— Begin Stored rows —

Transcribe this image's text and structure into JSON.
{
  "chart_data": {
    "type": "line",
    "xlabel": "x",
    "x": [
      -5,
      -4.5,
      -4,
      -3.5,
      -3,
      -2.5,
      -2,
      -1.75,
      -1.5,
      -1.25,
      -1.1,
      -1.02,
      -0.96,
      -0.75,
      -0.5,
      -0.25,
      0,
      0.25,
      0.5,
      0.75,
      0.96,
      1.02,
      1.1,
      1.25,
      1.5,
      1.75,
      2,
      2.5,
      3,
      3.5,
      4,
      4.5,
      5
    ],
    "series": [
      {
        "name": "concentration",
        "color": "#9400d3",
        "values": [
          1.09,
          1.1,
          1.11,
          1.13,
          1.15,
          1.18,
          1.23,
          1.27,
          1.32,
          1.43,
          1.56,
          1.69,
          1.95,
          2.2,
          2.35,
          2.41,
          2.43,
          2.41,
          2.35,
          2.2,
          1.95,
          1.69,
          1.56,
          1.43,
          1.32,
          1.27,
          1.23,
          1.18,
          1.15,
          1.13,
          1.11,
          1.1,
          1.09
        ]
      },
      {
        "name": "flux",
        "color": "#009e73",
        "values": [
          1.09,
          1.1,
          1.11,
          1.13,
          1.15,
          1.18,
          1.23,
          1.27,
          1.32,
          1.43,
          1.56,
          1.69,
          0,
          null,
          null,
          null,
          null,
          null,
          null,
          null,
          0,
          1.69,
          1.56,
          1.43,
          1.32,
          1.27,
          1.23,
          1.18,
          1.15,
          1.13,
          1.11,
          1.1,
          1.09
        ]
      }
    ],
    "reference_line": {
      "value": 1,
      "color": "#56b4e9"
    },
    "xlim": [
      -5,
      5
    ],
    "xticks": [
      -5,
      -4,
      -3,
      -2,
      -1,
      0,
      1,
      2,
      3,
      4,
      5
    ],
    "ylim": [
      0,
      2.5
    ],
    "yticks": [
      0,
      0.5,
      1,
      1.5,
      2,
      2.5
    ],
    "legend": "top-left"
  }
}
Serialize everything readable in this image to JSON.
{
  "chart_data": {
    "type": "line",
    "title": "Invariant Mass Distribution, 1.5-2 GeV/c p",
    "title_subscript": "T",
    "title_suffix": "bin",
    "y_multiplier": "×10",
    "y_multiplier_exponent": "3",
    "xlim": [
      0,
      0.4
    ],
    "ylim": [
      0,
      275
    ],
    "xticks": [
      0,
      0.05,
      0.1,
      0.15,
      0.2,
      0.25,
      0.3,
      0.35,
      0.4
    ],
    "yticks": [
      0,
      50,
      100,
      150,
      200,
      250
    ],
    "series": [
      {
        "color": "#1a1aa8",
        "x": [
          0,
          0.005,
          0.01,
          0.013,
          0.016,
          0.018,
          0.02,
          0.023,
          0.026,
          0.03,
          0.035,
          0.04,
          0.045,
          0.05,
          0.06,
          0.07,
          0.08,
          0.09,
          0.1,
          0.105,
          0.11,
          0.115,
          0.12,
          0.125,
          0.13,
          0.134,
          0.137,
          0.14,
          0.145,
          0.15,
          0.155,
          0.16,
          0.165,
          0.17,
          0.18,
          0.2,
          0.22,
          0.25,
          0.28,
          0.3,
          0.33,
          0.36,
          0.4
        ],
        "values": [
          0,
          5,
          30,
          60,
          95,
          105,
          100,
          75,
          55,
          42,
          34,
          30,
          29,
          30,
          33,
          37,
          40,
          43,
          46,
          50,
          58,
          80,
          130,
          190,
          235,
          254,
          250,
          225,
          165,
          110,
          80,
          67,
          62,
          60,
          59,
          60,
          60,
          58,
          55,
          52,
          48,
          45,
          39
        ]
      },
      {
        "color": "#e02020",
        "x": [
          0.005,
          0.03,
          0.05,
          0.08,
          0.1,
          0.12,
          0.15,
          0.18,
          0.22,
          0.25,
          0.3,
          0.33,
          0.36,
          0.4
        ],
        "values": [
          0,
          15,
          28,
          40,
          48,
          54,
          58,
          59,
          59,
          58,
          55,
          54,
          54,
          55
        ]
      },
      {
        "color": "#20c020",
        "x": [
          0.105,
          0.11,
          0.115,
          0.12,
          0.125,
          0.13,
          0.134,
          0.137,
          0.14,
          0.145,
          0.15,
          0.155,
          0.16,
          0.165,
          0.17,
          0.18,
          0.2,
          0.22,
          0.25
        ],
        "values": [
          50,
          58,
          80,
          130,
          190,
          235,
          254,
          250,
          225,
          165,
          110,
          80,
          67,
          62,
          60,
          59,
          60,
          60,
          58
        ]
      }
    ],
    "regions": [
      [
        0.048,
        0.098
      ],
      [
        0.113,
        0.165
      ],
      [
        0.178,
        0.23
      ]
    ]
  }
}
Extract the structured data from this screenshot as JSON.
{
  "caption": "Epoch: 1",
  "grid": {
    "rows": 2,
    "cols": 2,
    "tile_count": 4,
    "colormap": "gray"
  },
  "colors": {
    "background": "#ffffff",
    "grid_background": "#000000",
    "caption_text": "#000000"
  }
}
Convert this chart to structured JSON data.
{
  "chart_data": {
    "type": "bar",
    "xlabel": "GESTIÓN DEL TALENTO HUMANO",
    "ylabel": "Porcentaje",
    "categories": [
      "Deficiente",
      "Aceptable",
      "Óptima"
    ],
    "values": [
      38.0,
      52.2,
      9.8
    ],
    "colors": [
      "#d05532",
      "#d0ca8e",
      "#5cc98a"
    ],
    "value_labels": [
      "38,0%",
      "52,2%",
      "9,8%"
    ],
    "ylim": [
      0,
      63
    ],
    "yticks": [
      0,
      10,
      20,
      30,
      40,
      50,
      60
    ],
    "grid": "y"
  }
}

— End Stored rows —

→ Task
Copy all the entries verbatim.

→ The answer
Transcribe this image's text and structure into JSON.
{
  "chart_data": {
    "type": "line",
    "xlabel": "x",
    "x": [
      -5,
      -4.5,
      -4,
      -3.5,
      -3,
      -2.5,
      -2,
      -1.75,
      -1.5,
      -1.25,
      -1.1,
      -1.02,
      -0.96,
      -0.75,
      -0.5,
      -0.25,
      0,
      0.25,
      0.5,
      0.75,
      0.96,
      1.02,
      1.1,
      1.25,
      1.5,
      1.75,
      2,
      2.5,
      3,
      3.5,
      4,
      4.5,
      5
    ],
    "series": [
      {
        "name": "concentration",
        "color": "#9400d3",
        "values": [
          1.09,
          1.1,
          1.11,
          1.13,
          1.15,
          1.18,
          1.23,
          1.27,
          1.32,
          1.43,
          1.56,
          1.69,
          1.95,
          2.2,
          2.35,
          2.41,
          2.43,
          2.41,
          2.35,
          2.2,
          1.95,
          1.69,
          1.56,
          1.43,
          1.32,
          1.27,
          1.23,
          1.18,
          1.15,
          1.13,
          1.11,
          1.1,
          1.09
        ]
      },
      {
        "name": "flux",
        "color": "#009e73",
        "values": [
          1.09,
          1.1,
          1.11,
          1.13,
          1.15,
          1.18,
          1.23,
          1.27,
          1.32,
          1.43,
          1.56,
          1.69,
          0,
          null,
          null,
          null,
          null,
          null,
          null,
          null,
          0,
          1.69,
          1.56,
          1.43,
          1.32,
          1.27,
          1.23,
          1.18,
          1.15,
          1.13,
          1.11,
          1.1,
          1.09
        ]
      }
    ],
    "reference_line": {
      "value": 1,
      "color": "#56b4e9"
    },
    "xlim": [
      -5,
      5
    ],
    "xticks": [
      -5,
      -4,
      -3,
      -2,
      -1,
      0,
      1,
      2,
      3,
      4,
      5
    ],
    "ylim": [
      0,
      2.5
    ],
    "yticks": [
      0,
      0.5,
      1,
      1.5,
      2,
      2.5
    ],
    "legend": "top-left"
  }
}
Serialize everything readable in this image to JSON.
{
  "chart_data": {
    "type": "line",
    "title": "Invariant Mass Distribution, 1.5-2 GeV/c p",
    "title_subscript": "T",
    "title_suffix": "bin",
    "y_multiplier": "×10",
    "y_multiplier_exponent": "3",
    "xlim": [
      0,
      0.4
    ],
    "ylim": [
      0,
      275
    ],
    "xticks": [
      0,
      0.05,
      0.1,
      0.15,
      0.2,
      0.25,
      0.3,
      0.35,
      0.4
    ],
    "yticks": [
      0,
      50,
      100,
      150,
      200,
      250
    ],
    "series": [
      {
        "color": "#1a1aa8",
        "x": [
          0,
          0.005,
          0.01,
          0.013,
          0.016,
          0.018,
          0.02,
          0.023,
          0.026,
          0.03,
          0.035,
          0.04,
          0.045,
          0.05,
          0.06,
          0.07,
          0.08,
          0.09,
          0.1,
          0.105,
          0.11,
          0.115,
          0.12,
          0.125,
          0.13,
          0.134,
          0.137,
          0.14,
          0.145,
          0.15,
          0.155,
          0.16,
          0.165,
          0.17,
          0.18,
          0.2,
          0.22,
          0.25,
          0.28,
          0.3,
          0.33,
          0.36,
          0.4
        ],
        "values": [
          0,
          5,
          30,
          60,
          95,
          105,
          100,
          75,
          55,
          42,
          34,
          30,
          29,
          30,
          33,
          37,
          40,
          43,
          46,
          50,
          58,
          80,
          130,
          190,
          235,
          254,
          250,
          225,
          165,
          110,
          80,
          67,
          62,
          60,
          59,
          60,
          60,
          58,
          55,
          52,
          48,
          45,
          39
        ]
      },
      {
        "color": "#e02020",
        "x": [
          0.005,
          0.03,
          0.05,
          0.08,
          0.1,
          0.12,
          0.15,
          0.18,
          0.22,
          0.25,
          0.3,
          0.33,
          0.36,
          0.4
        ],
        "values": [
          0,
          15,
          28,
          40,
          48,
          54,
          58,
          59,
          59,
          58,
          55,
          54,
          54,
          55
        ]
      },
      {
        "color": "#20c020",
        "x": [
          0.105,
          0.11,
          0.115,
          0.12,
          0.125,
          0.13,
          0.134,
          0.137,
          0.14,
          0.145,
          0.15,
          0.155,
          0.16,
          0.165,
          0.17,
          0.18,
          0.2,
          0.22,
          0.25
        ],
        "values": [
          50,
          58,
          80,
          130,
          190,
          235,
          254,
          250,
          225,
          165,
          110,
          80,
          67,
          62,
          60,
          59,
          60,
          60,
          58
        ]
      }
    ],
    "regions": [
      [
        0.048,
        0.098
      ],
      [
        0.113,
        0.165
      ],
      [
        0.178,
        0.23
      ]
    ]
  }
}
Extract the structured data from this screenshot as JSON.
{
  "caption": "Epoch: 1",
  "grid": {
    "rows": 2,
    "cols": 2,
    "tile_count": 4,
    "colormap": "gray"
  },
  "colors": {
    "background": "#ffffff",
    "grid_background": "#000000",
    "caption_text": "#000000"
  }
}
Convert this chart to structured JSON data.
{
  "chart_data": {
    "type": "bar",
    "xlabel": "GESTIÓN DEL TALENTO HUMANO",
    "ylabel": "Porcentaje",
    "categories": [
      "Deficiente",
      "Aceptable",
      "Óptima"
    ],
    "values": [
      38.0,
      52.2,
      9.8
    ],
    "colors": [
      "#d05532",
      "#d0ca8e",
      "#5cc98a"
    ],
    "value_labels": [
      "38,0%",
      "52,2%",
      "9,8%"
    ],
    "ylim": [
      0,
      63
    ],
    "yticks": [
      0,
      10,
      20,
      30,
      40,
      50,
      60
    ],
    "grid": "y"
  }
}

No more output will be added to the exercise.